WHAT THE EXERCISE ASKS:
State how many lines in the records hold the word "JSON", giving the number and no other text.

+++

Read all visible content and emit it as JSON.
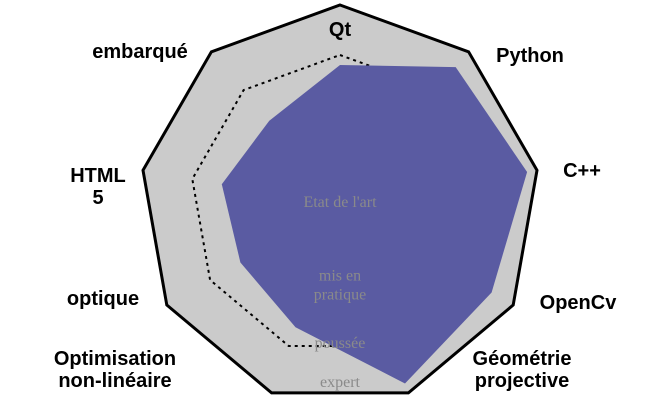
{
  "chart_data": {
    "type": "radar",
    "axes": [
      "Qt",
      "Python",
      "C++",
      "OpenCv",
      "Géométrie projective",
      "Optimisation non-linéaire",
      "optique",
      "HTML 5",
      "embarqué"
    ],
    "axis_label_lines": [
      [
        "Qt"
      ],
      [
        "Python"
      ],
      [
        "C++"
      ],
      [
        "OpenCv"
      ],
      [
        "Géométrie",
        "projective"
      ],
      [
        "Optimisation",
        "non-linéaire"
      ],
      [
        "optique"
      ],
      [
        "HTML",
        "5"
      ],
      [
        "embarqué"
      ]
    ],
    "levels": [
      "Etat de l'art",
      "mis en pratique",
      "poussée",
      "expert"
    ],
    "level_label_lines": [
      [
        "Etat de l'art"
      ],
      [
        "mis en",
        "pratique"
      ],
      [
        "poussée"
      ],
      [
        "expert"
      ]
    ],
    "scale_max": 4,
    "values": [
      2.8,
      3.6,
      3.8,
      3.5,
      3.8,
      2.6,
      2.3,
      2.4,
      2.2
    ],
    "colors": {
      "background_polygon": "#cbcbcb",
      "background_outline": "#000000",
      "grid_lines": "#000000",
      "data_fill": "#5a5ba2",
      "level_text": "#8a8a8a"
    },
    "grid": true,
    "legend": "none"
  }
}
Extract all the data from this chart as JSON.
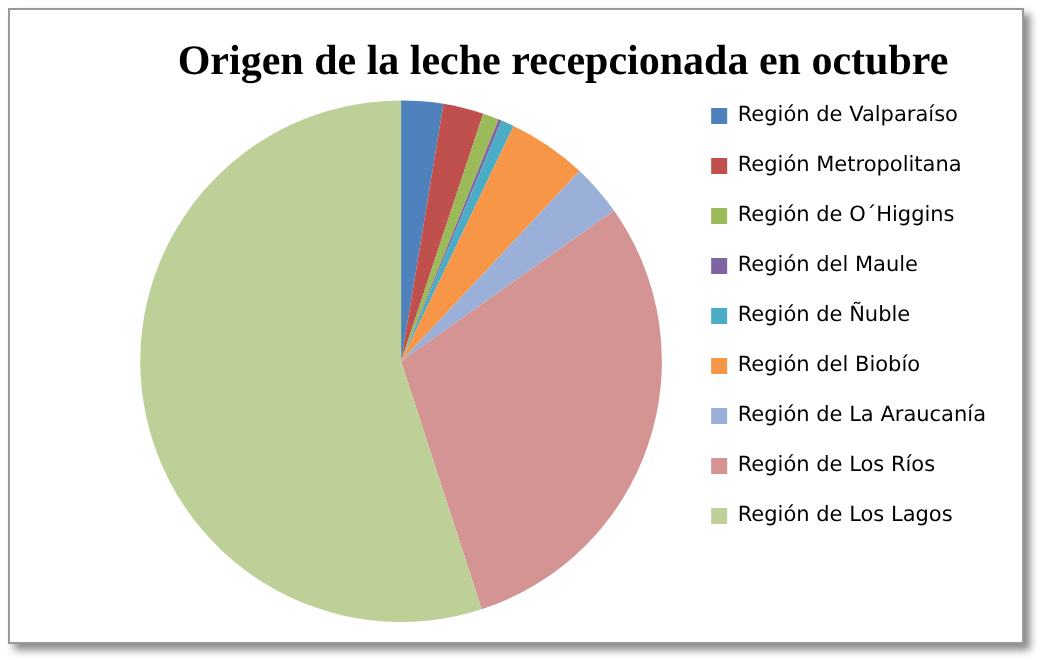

+++

EXERCISE SOLUTION:
2